#### [What is needed]
From the listing below, extract each line containing the string "видеть".

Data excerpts

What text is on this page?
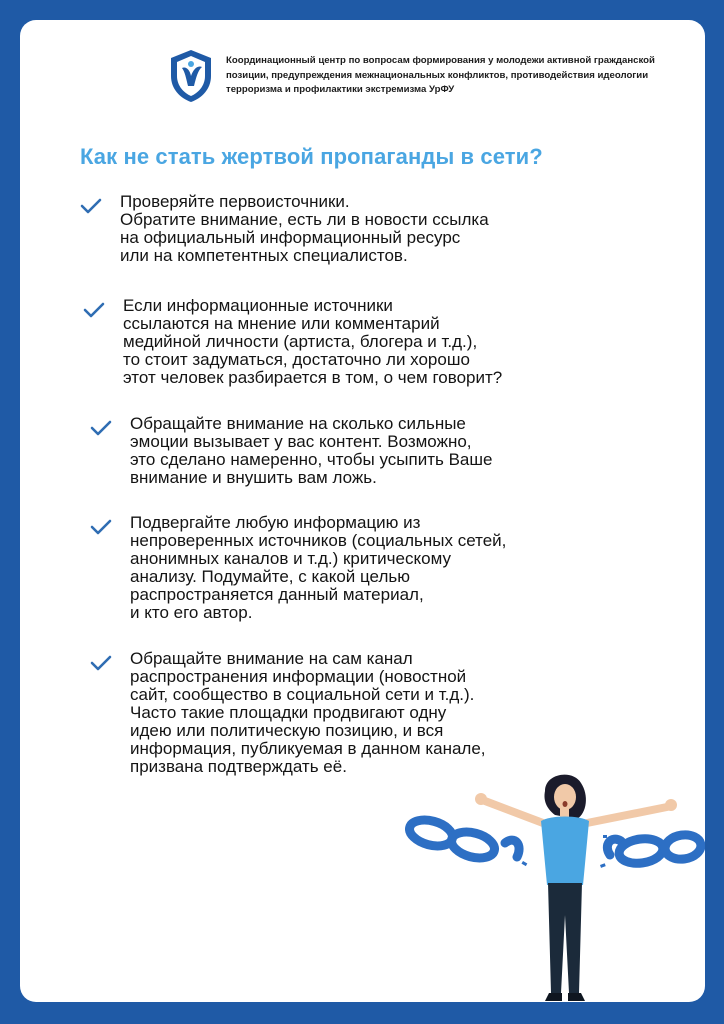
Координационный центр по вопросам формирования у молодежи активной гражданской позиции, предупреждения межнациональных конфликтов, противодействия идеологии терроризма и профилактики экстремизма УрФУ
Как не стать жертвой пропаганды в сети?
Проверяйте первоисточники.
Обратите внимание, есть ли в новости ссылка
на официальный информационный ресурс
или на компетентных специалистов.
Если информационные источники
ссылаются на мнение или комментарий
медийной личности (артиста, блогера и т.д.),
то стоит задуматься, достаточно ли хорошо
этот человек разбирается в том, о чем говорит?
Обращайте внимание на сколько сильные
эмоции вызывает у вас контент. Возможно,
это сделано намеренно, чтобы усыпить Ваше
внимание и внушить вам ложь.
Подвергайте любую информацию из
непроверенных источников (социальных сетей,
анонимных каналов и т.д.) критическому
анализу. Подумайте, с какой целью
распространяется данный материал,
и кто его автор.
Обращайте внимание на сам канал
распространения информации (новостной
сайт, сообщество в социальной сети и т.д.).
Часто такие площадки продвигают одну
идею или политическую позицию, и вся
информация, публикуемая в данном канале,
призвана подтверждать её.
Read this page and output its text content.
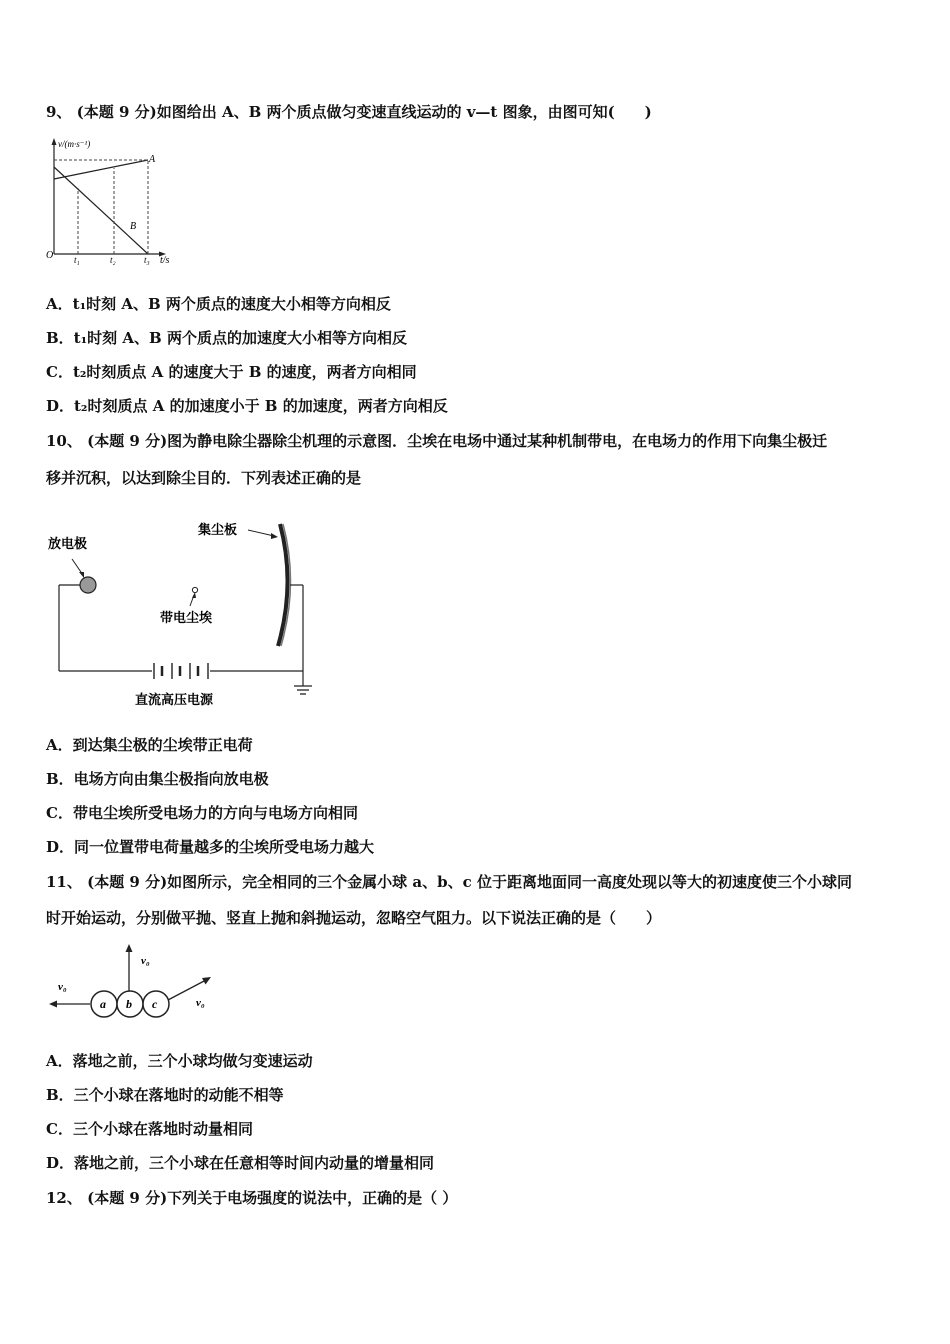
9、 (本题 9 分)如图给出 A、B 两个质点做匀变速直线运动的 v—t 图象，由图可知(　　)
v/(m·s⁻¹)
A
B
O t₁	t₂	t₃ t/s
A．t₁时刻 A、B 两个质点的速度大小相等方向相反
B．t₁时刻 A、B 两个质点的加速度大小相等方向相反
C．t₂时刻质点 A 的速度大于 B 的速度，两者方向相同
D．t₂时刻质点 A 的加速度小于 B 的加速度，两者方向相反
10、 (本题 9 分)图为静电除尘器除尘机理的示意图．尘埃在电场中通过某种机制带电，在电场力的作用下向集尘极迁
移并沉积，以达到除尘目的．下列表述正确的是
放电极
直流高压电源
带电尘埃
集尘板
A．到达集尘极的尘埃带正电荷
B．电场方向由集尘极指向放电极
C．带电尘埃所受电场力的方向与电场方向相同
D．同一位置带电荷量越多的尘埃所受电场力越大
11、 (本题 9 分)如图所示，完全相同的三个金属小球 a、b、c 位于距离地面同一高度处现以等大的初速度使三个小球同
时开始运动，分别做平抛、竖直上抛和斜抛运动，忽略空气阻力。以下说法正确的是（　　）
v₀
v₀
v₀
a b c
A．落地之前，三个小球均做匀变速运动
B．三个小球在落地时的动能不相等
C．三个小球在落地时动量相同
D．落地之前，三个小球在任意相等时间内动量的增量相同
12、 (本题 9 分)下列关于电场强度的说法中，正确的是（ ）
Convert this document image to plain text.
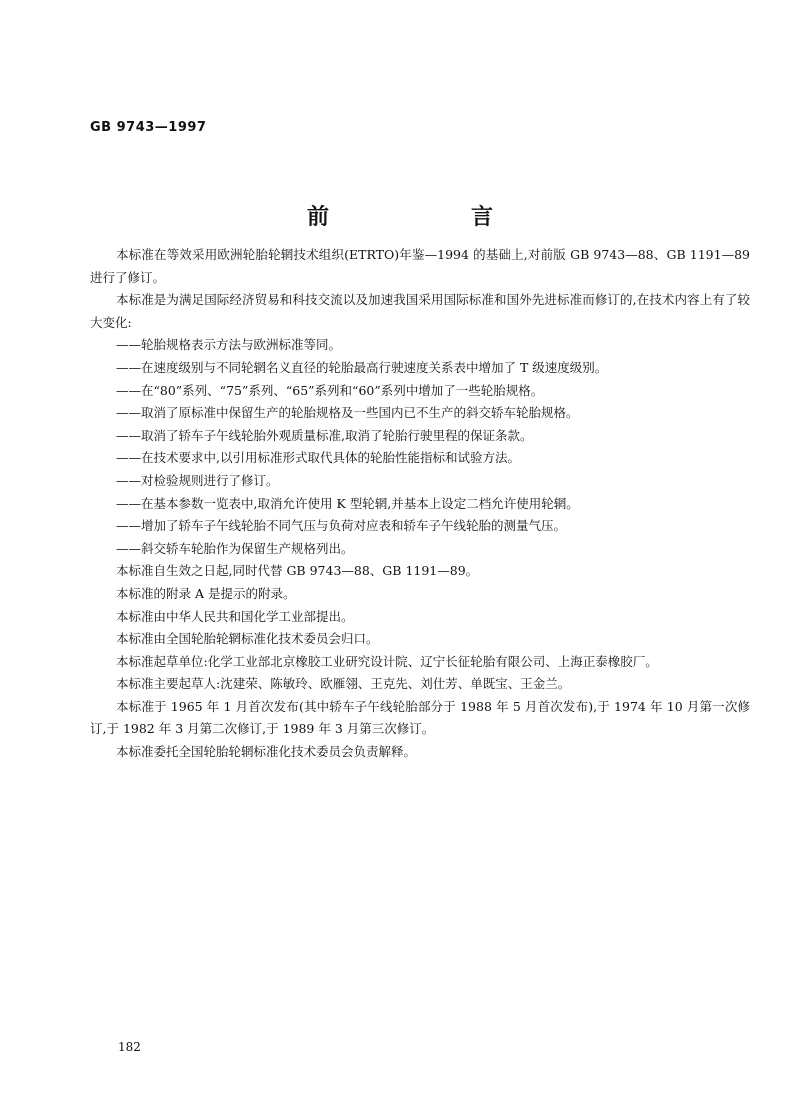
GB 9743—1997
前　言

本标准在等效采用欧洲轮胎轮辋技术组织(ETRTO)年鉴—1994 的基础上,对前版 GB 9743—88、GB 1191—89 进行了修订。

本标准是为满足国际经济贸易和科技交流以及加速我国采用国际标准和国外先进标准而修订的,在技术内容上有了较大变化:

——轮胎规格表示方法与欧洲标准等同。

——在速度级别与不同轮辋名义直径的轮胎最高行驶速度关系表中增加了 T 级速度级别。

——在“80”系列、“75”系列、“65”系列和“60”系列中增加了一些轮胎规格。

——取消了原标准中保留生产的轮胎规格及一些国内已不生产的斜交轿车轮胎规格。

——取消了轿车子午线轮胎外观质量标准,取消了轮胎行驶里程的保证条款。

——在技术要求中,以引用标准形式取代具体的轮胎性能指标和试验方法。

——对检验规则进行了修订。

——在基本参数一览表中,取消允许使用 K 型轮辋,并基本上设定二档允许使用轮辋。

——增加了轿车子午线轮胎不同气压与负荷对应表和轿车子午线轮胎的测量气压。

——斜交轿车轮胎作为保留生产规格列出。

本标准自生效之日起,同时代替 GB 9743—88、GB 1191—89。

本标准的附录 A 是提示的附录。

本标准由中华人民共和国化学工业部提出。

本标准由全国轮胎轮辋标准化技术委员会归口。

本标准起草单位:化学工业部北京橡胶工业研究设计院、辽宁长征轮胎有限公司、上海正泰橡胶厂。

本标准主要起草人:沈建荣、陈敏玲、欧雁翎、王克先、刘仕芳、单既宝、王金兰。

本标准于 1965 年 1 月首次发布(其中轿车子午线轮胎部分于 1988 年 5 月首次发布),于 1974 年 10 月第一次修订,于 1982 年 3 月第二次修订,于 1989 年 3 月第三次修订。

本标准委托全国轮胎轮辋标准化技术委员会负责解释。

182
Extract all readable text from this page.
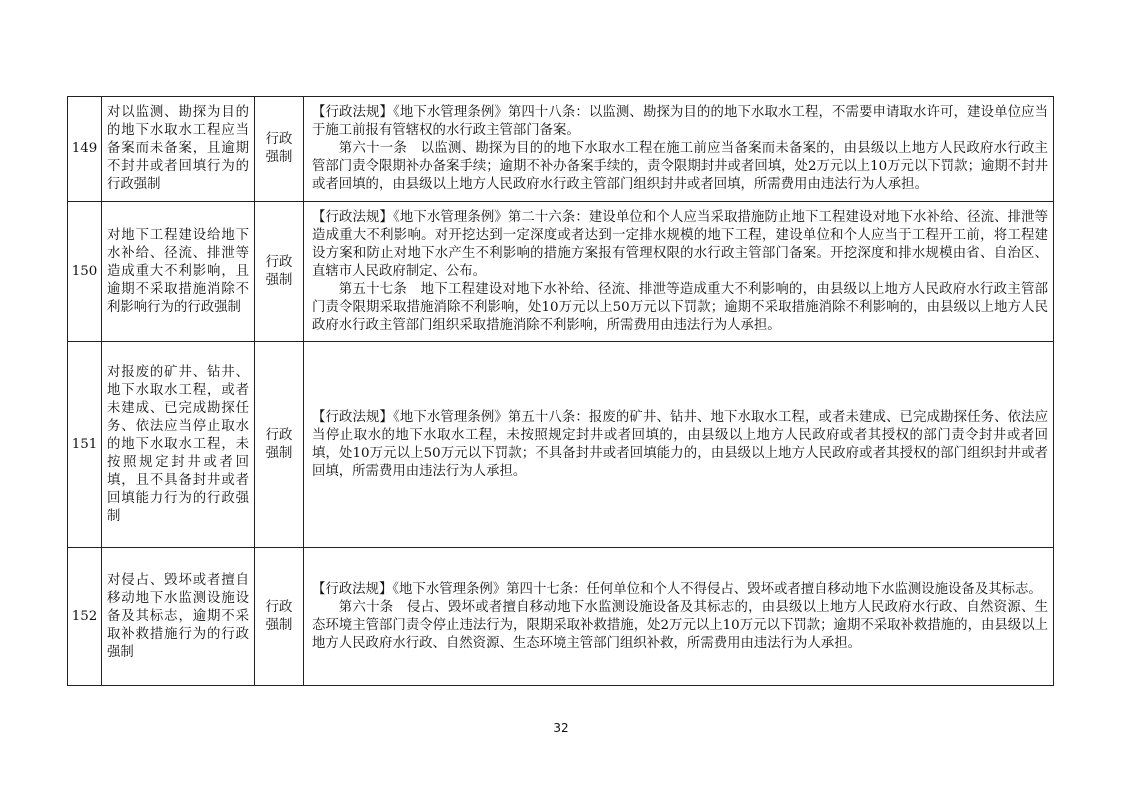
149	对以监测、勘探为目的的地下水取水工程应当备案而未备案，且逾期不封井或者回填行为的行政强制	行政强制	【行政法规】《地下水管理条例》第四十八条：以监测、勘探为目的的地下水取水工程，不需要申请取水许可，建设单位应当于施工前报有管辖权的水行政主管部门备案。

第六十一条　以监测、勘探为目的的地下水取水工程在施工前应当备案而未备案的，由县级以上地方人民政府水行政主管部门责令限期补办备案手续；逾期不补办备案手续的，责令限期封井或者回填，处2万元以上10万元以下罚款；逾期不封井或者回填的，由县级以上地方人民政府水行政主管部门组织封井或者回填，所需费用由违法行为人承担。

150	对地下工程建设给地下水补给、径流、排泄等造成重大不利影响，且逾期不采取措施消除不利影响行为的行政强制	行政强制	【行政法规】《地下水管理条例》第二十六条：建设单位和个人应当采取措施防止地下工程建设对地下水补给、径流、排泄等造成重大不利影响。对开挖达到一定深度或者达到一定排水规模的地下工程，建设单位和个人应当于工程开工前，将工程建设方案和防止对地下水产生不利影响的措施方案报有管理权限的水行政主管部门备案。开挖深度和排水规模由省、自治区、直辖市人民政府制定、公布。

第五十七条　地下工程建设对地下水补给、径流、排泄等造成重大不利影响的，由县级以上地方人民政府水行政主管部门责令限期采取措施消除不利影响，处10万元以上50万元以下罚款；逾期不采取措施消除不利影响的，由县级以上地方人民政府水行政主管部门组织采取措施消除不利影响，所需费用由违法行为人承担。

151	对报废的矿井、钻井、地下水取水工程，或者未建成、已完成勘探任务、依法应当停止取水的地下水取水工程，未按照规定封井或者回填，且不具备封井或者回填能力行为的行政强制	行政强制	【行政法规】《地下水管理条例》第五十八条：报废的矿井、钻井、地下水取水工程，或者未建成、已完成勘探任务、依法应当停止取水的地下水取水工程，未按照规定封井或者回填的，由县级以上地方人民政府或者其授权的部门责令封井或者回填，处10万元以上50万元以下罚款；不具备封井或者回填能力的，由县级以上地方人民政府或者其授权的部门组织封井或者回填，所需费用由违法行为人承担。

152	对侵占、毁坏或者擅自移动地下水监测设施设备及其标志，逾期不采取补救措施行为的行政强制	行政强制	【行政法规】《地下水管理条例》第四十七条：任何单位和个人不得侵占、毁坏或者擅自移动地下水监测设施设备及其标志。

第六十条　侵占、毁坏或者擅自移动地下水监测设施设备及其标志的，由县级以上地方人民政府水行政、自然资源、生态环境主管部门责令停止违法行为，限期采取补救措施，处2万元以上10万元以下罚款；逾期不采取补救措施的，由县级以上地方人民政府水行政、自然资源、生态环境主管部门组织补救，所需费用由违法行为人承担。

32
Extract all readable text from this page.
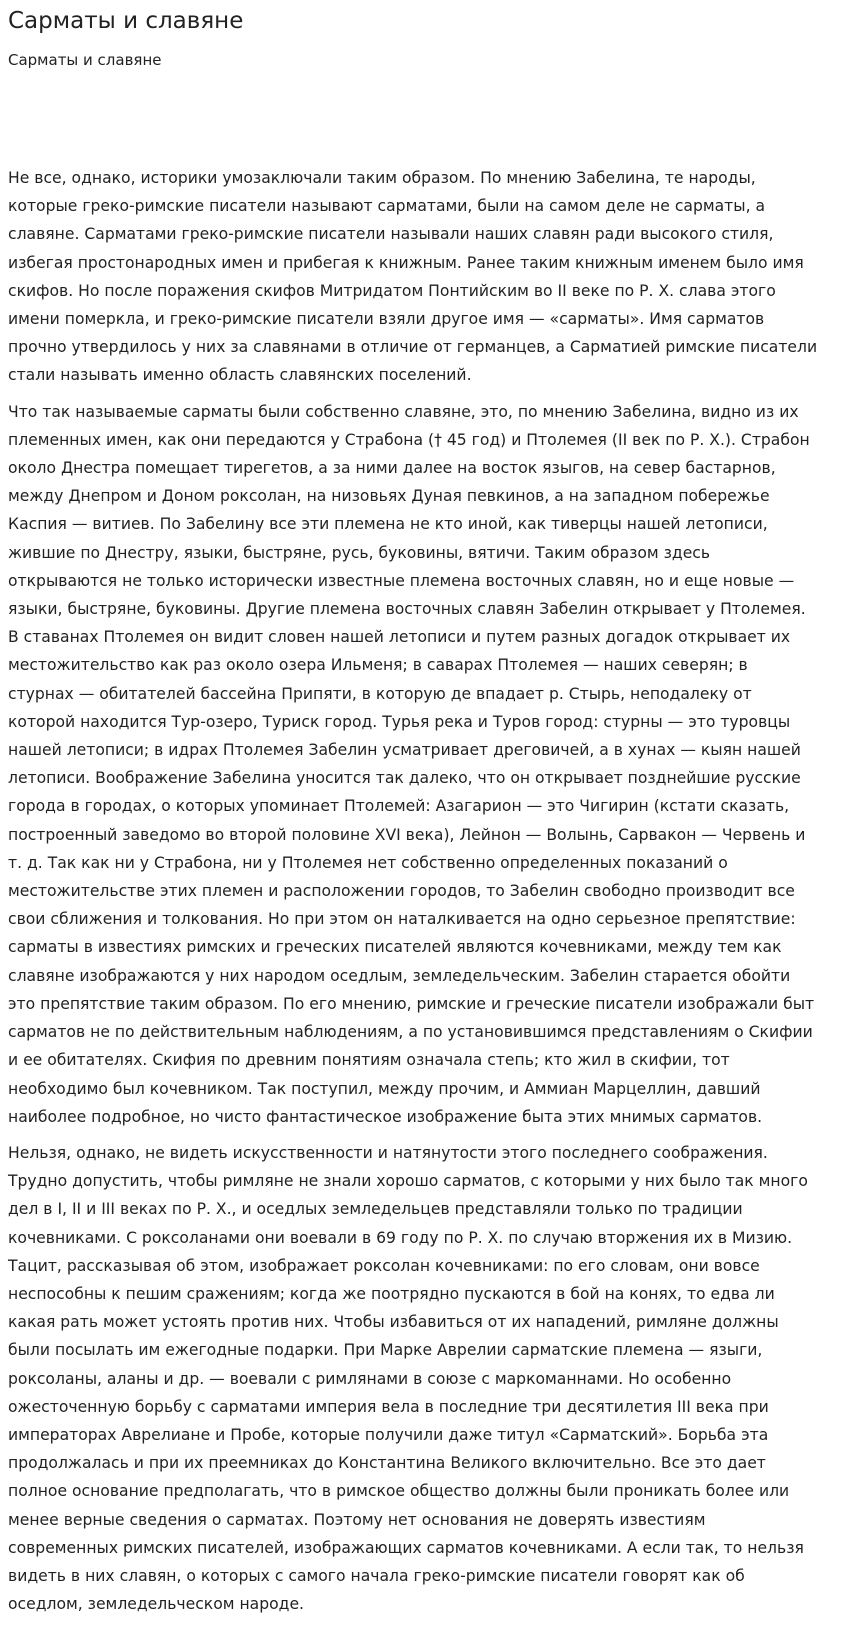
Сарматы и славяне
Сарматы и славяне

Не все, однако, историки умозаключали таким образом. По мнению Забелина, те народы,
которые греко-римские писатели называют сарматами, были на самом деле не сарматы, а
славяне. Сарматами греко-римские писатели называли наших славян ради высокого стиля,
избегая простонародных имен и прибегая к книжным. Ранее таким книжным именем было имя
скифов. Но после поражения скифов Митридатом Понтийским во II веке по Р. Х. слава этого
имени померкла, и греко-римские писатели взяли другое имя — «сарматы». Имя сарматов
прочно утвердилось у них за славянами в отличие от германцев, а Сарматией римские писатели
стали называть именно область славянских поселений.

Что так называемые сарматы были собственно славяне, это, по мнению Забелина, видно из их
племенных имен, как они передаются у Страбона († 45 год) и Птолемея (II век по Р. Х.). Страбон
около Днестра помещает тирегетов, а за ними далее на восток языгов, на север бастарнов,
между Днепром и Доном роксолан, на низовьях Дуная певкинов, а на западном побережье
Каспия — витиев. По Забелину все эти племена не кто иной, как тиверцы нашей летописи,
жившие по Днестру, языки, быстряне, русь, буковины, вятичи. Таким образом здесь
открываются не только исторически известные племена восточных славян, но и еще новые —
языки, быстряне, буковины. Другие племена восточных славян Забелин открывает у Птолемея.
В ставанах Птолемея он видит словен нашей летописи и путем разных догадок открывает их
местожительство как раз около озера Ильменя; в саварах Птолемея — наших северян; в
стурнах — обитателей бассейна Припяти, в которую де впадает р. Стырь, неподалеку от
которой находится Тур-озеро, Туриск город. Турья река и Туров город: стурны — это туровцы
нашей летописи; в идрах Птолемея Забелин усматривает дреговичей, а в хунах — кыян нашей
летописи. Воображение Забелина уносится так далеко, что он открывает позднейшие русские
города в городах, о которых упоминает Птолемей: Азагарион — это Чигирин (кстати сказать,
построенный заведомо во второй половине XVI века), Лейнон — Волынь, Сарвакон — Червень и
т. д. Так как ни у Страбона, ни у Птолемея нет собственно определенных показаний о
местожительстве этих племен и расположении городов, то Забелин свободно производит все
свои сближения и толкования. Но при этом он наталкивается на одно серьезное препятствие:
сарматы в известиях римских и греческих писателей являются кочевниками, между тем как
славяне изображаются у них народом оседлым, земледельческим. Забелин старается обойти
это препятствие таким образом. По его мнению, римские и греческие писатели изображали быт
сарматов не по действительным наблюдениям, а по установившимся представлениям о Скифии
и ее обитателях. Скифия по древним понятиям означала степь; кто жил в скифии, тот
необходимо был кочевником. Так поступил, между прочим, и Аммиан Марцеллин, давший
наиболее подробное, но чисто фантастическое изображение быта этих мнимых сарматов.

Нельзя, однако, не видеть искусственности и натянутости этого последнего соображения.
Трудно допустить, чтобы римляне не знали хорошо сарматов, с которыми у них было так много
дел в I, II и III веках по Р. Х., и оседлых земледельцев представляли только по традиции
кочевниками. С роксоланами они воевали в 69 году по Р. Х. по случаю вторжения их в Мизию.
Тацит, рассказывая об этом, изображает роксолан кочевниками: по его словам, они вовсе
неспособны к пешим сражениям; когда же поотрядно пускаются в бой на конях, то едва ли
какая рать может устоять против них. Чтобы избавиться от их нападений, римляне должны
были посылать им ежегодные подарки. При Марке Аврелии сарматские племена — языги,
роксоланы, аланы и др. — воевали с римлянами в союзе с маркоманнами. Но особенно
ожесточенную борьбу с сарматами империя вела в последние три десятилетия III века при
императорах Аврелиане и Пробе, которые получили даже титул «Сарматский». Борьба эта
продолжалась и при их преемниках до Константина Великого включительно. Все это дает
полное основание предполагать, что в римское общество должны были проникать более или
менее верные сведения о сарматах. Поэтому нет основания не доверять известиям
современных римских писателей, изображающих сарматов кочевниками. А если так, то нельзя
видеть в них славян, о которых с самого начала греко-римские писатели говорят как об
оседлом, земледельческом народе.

#### [Written response]
Нельзя, однако, не видеть искусственности и натянутости этого последнего соображения.
видеть в них славян, о которых с самого начала греко-римские писатели говорят как об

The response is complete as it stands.